> _Problem requirements_
Search the records below for the word "Windgeschwindigkeit". Pull out each line that has it.

> _Dataset entries on figures_
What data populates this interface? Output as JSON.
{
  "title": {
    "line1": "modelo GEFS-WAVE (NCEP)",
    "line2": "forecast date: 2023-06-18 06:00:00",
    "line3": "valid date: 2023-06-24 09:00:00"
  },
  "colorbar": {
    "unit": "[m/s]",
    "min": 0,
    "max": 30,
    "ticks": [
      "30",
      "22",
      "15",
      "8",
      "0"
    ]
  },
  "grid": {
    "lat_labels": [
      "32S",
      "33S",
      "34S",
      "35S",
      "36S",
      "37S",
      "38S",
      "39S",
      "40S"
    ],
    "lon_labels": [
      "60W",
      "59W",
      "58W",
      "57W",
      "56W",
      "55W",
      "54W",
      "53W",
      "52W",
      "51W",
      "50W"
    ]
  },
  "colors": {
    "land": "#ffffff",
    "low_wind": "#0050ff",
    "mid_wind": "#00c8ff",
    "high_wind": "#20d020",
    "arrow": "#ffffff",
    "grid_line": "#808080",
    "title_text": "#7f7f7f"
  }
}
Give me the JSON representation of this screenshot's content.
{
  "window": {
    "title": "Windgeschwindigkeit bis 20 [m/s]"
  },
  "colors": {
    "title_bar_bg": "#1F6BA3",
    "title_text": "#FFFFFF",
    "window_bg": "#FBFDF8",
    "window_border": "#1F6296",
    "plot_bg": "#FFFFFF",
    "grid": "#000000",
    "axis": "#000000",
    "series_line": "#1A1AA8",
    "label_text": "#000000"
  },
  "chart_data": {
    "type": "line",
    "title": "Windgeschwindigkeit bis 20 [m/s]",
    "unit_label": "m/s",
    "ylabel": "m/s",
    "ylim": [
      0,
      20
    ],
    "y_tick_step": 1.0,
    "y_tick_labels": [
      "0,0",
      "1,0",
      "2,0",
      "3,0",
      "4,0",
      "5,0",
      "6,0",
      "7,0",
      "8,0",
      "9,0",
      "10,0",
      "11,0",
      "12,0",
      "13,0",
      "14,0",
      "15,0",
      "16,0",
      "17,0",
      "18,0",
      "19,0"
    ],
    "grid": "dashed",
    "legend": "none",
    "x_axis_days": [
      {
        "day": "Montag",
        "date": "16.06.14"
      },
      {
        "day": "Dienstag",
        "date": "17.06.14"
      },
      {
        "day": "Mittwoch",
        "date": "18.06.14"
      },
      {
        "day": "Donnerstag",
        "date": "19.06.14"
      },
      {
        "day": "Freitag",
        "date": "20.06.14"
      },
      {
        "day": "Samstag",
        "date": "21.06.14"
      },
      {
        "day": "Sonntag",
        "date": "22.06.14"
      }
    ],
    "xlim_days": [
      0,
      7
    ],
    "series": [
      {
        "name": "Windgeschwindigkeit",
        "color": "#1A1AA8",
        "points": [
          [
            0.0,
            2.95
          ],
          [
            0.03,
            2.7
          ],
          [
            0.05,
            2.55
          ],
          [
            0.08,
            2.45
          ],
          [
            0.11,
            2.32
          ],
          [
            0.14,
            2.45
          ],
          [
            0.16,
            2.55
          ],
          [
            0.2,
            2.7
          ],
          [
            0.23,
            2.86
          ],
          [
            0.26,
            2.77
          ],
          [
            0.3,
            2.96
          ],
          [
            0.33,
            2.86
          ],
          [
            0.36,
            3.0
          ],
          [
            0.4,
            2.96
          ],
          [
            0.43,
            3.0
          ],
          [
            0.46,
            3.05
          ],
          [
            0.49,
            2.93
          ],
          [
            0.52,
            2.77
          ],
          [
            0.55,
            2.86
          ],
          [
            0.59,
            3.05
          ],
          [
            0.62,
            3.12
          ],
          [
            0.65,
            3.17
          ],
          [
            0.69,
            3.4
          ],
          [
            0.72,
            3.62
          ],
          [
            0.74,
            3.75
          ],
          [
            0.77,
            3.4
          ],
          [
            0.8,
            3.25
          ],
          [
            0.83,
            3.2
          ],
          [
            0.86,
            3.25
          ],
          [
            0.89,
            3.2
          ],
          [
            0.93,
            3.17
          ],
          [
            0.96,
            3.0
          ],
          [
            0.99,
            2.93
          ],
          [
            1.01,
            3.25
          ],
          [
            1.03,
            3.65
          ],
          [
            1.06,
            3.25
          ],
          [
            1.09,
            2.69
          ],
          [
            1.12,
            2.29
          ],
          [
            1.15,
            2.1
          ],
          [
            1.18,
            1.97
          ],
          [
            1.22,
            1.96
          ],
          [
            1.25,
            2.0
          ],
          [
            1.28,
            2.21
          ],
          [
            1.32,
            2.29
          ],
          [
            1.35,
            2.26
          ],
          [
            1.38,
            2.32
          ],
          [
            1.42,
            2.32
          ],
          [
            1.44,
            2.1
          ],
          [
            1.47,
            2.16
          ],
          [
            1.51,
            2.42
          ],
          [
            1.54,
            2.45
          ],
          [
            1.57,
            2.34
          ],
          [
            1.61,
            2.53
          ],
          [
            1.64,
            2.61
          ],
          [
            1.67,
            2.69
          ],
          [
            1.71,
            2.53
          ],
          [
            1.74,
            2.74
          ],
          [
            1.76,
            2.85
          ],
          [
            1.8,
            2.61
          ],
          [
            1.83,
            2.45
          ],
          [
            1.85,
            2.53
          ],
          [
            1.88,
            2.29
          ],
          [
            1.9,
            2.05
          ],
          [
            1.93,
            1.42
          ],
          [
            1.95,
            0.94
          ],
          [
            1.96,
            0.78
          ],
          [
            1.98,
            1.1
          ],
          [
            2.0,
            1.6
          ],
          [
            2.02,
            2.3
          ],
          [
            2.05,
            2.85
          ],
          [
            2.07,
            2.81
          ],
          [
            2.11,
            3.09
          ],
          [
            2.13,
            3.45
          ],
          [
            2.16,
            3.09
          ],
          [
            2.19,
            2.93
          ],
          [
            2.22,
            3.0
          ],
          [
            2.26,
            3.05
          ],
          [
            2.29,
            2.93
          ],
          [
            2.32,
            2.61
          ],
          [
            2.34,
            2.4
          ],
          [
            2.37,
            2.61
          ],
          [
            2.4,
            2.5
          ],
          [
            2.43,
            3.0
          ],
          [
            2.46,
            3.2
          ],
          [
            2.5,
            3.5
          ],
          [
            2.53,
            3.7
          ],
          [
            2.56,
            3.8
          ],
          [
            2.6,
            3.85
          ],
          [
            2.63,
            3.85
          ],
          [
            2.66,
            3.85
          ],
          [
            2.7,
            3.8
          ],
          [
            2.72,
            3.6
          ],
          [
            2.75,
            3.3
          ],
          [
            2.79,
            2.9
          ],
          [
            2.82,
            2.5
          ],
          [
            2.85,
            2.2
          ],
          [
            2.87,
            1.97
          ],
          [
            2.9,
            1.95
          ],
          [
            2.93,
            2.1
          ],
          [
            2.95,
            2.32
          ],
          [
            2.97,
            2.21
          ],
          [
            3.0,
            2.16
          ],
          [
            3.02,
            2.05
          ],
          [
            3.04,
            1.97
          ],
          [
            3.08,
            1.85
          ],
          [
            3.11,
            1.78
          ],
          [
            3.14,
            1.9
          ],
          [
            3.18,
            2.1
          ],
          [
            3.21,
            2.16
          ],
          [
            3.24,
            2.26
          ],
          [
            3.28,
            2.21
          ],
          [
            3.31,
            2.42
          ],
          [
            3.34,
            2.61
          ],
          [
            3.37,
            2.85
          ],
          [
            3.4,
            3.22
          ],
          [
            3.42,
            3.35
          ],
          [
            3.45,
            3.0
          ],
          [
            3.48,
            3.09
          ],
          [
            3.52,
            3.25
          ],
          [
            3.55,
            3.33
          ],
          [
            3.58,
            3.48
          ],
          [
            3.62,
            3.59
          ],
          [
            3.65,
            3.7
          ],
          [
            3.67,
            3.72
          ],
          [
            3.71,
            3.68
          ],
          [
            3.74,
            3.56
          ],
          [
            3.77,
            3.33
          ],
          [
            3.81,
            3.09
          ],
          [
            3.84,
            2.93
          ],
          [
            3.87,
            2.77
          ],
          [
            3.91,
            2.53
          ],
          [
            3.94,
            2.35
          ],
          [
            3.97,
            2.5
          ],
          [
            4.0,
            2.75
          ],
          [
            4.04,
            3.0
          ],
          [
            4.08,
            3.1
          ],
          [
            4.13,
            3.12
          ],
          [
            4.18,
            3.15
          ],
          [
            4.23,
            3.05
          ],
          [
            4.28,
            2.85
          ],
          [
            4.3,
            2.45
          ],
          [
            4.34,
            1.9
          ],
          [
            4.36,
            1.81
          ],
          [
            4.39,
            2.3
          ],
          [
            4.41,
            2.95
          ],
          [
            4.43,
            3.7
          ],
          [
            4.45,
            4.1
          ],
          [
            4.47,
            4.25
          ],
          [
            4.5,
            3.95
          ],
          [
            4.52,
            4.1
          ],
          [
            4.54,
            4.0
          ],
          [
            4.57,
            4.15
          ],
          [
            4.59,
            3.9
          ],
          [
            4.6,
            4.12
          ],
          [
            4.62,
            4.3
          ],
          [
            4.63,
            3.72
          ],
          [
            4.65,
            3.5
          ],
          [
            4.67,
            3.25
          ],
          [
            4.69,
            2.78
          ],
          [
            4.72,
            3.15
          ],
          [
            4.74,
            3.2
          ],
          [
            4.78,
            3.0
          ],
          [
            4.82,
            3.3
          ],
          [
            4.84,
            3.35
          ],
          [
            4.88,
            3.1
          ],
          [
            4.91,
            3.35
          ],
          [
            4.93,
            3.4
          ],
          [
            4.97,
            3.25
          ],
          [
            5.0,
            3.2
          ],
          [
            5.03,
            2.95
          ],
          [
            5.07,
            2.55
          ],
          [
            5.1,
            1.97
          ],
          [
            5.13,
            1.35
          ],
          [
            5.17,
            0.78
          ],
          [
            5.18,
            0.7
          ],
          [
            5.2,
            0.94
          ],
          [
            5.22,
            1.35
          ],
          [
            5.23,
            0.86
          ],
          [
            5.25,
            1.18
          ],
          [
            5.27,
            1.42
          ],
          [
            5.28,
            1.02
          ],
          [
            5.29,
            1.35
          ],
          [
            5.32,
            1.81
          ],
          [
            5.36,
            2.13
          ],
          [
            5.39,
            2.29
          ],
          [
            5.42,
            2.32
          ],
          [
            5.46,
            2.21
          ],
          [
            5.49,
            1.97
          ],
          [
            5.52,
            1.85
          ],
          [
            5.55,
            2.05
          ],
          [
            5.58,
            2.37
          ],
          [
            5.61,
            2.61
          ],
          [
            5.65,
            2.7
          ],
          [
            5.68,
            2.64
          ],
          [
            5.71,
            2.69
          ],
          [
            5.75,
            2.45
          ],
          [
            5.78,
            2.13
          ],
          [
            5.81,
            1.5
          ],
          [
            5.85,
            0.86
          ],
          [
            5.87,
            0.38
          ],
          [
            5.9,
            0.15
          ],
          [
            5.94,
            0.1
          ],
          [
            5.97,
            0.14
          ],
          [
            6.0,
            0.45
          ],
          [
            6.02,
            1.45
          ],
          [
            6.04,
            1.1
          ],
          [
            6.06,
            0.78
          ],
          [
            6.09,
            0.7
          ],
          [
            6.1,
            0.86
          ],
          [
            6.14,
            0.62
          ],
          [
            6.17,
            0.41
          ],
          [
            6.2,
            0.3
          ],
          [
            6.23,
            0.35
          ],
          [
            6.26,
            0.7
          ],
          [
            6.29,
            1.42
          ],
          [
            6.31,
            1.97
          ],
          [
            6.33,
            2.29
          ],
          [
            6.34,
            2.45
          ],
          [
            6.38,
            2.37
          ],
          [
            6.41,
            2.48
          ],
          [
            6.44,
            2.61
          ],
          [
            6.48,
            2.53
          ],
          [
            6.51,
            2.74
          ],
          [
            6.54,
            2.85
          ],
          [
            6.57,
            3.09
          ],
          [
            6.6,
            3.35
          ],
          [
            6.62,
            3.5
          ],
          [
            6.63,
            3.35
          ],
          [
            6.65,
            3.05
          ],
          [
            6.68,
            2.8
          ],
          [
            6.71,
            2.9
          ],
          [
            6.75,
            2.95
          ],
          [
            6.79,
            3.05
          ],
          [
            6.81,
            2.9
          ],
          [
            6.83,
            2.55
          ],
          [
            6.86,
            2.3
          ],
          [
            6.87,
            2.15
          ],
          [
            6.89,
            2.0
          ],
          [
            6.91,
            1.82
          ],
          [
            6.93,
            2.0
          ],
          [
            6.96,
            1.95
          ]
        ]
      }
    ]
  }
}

> _Written answer_
    "title": "Windgeschwindigkeit bis 20 [m/s]"
    "title": "Windgeschwindigkeit bis 20 [m/s]",
        "name": "Windgeschwindigkeit",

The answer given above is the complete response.